_Given request_
Repeat the full listing below verbatim and keep the images out.

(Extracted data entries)

— START —

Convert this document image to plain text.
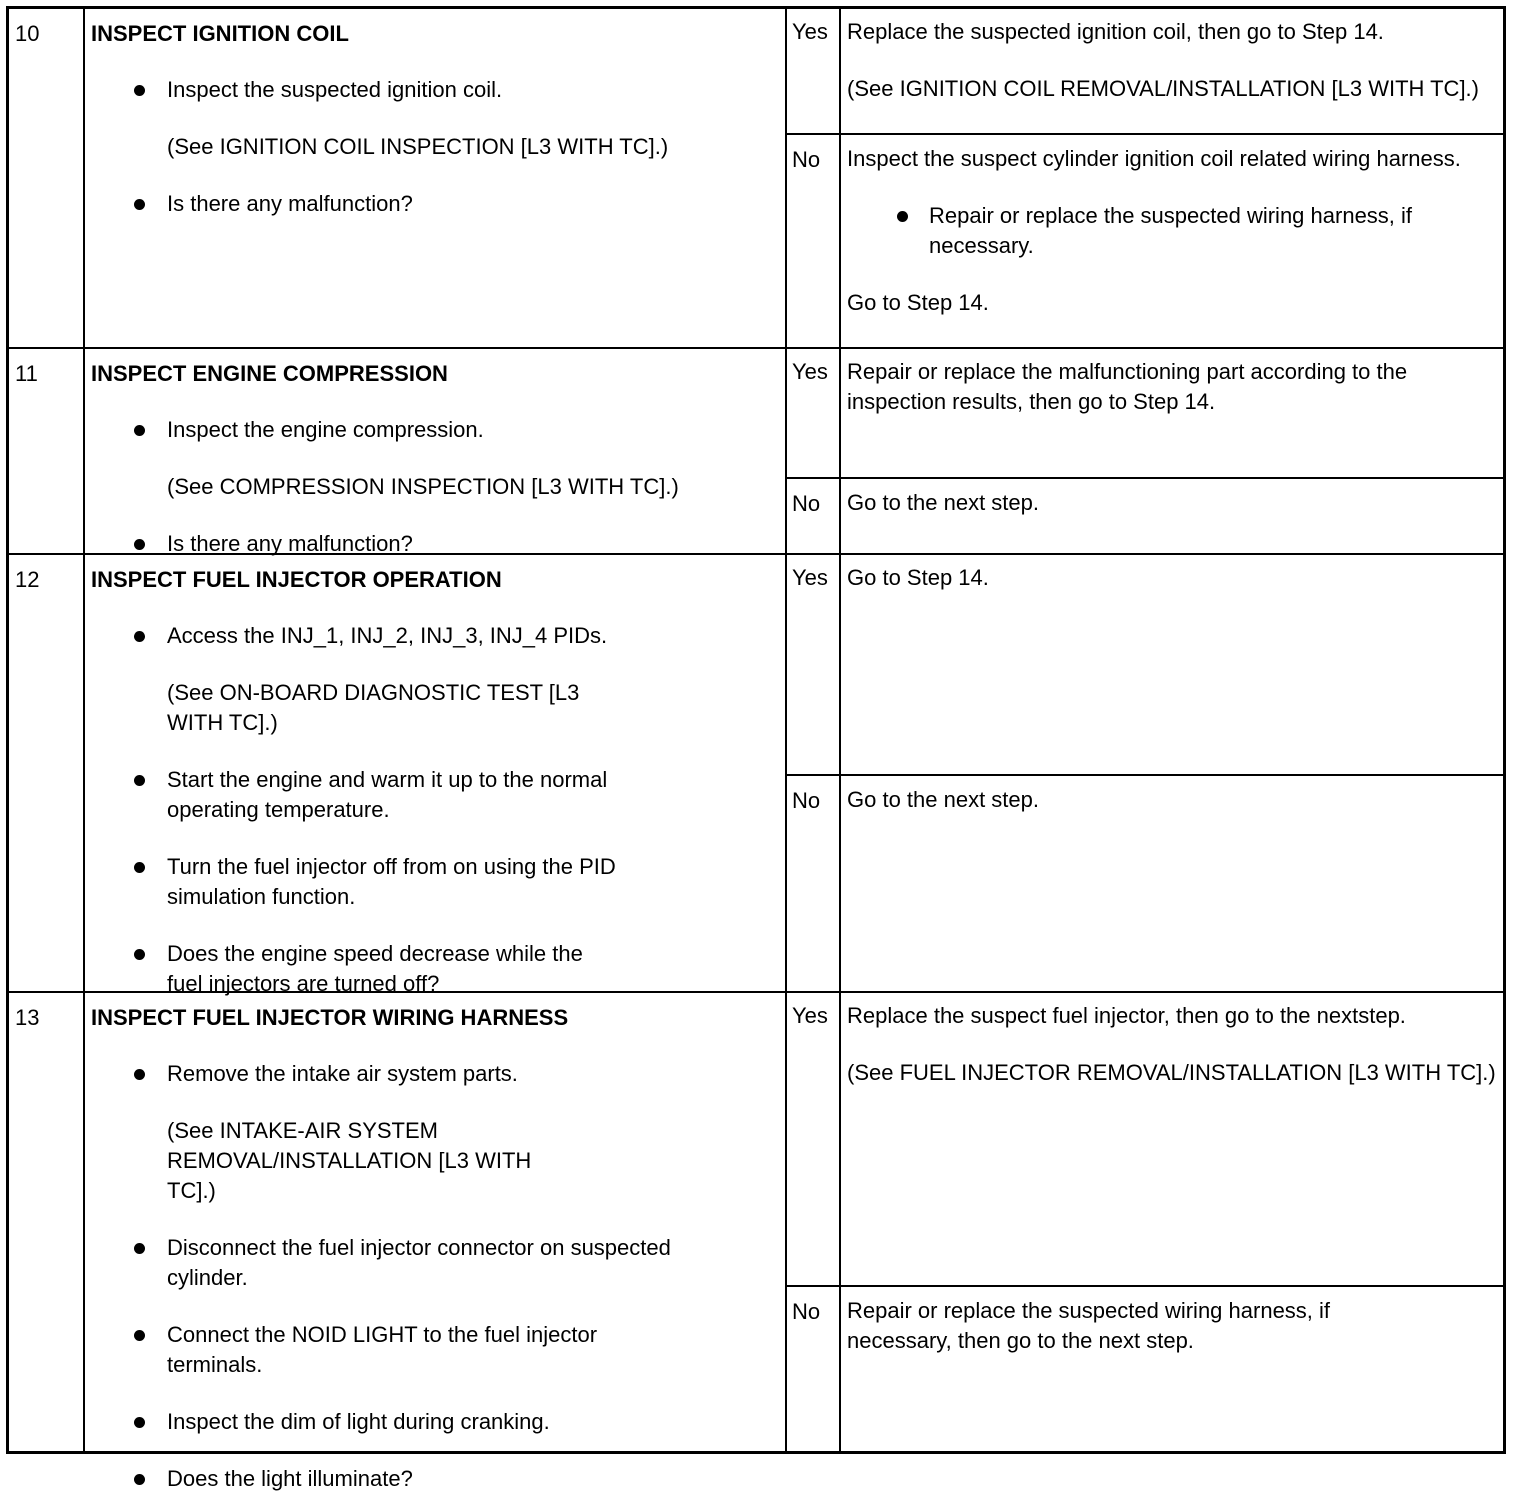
10 INSPECT IGNITION COIL
Inspect the suspected ignition coil.
(See IGNITION COIL INSPECTION [L3 WITH TC].)
Is there any malfunction?
Yes Replace the suspected ignition coil, then go to Step 14.

(See IGNITION COIL REMOVAL/INSTALLATION [L3 WITH TC].)

No Inspect the suspect cylinder ignition coil related wiring harness.

Repair or replace the suspected wiring harness, if necessary.

Go to Step 14.

11 INSPECT ENGINE COMPRESSION
Inspect the engine compression.
(See COMPRESSION INSPECTION [L3 WITH TC].)
Is there any malfunction?
Yes Repair or replace the malfunctioning part according to the inspection results, then go to Step 14.

No Go to the next step.

12 INSPECT FUEL INJECTOR OPERATION
Access the INJ_1, INJ_2, INJ_3, INJ_4 PIDs.
(See ON-BOARD DIAGNOSTIC TEST [L3 WITH TC].)
Start the engine and warm it up to the normal operating temperature.
Turn the fuel injector off from on using the PID simulation function.
Does the engine speed decrease while the fuel injectors are turned off?
Yes Go to Step 14.

No Go to the next step.

13 INSPECT FUEL INJECTOR WIRING HARNESS
Remove the intake air system parts.
(See INTAKE-AIR SYSTEM REMOVAL/INSTALLATION [L3 WITH TC].)
Disconnect the fuel injector connector on suspected cylinder.
Connect the NOID LIGHT to the fuel injector terminals.
Inspect the dim of light during cranking.
Does the light illuminate?
Yes Replace the suspect fuel injector, then go to the nextstep.

(See FUEL INJECTOR REMOVAL/INSTALLATION [L3 WITH TC].)

No Repair or replace the suspected wiring harness, if necessary, then go to the next step.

— END —

_Result below_
Convert this document image to plain text.
10 INSPECT IGNITION COIL
Inspect the suspected ignition coil.
(See IGNITION COIL INSPECTION [L3 WITH TC].)
Is there any malfunction?
Yes Replace the suspected ignition coil, then go to Step 14.

(See IGNITION COIL REMOVAL/INSTALLATION [L3 WITH TC].)

No Inspect the suspect cylinder ignition coil related wiring harness.

Repair or replace the suspected wiring harness, if necessary.

Go to Step 14.

11 INSPECT ENGINE COMPRESSION
Inspect the engine compression.
(See COMPRESSION INSPECTION [L3 WITH TC].)
Is there any malfunction?
Yes Repair or replace the malfunctioning part according to the inspection results, then go to Step 14.

No Go to the next step.

12 INSPECT FUEL INJECTOR OPERATION
Access the INJ_1, INJ_2, INJ_3, INJ_4 PIDs.
(See ON-BOARD DIAGNOSTIC TEST [L3 WITH TC].)
Start the engine and warm it up to the normal operating temperature.
Turn the fuel injector off from on using the PID simulation function.
Does the engine speed decrease while the fuel injectors are turned off?
Yes Go to Step 14.

No Go to the next step.

13 INSPECT FUEL INJECTOR WIRING HARNESS
Remove the intake air system parts.
(See INTAKE-AIR SYSTEM REMOVAL/INSTALLATION [L3 WITH TC].)
Disconnect the fuel injector connector on suspected cylinder.
Connect the NOID LIGHT to the fuel injector terminals.
Inspect the dim of light during cranking.
Does the light illuminate?
Yes Replace the suspect fuel injector, then go to the nextstep.

(See FUEL INJECTOR REMOVAL/INSTALLATION [L3 WITH TC].)

No Repair or replace the suspected wiring harness, if necessary, then go to the next step.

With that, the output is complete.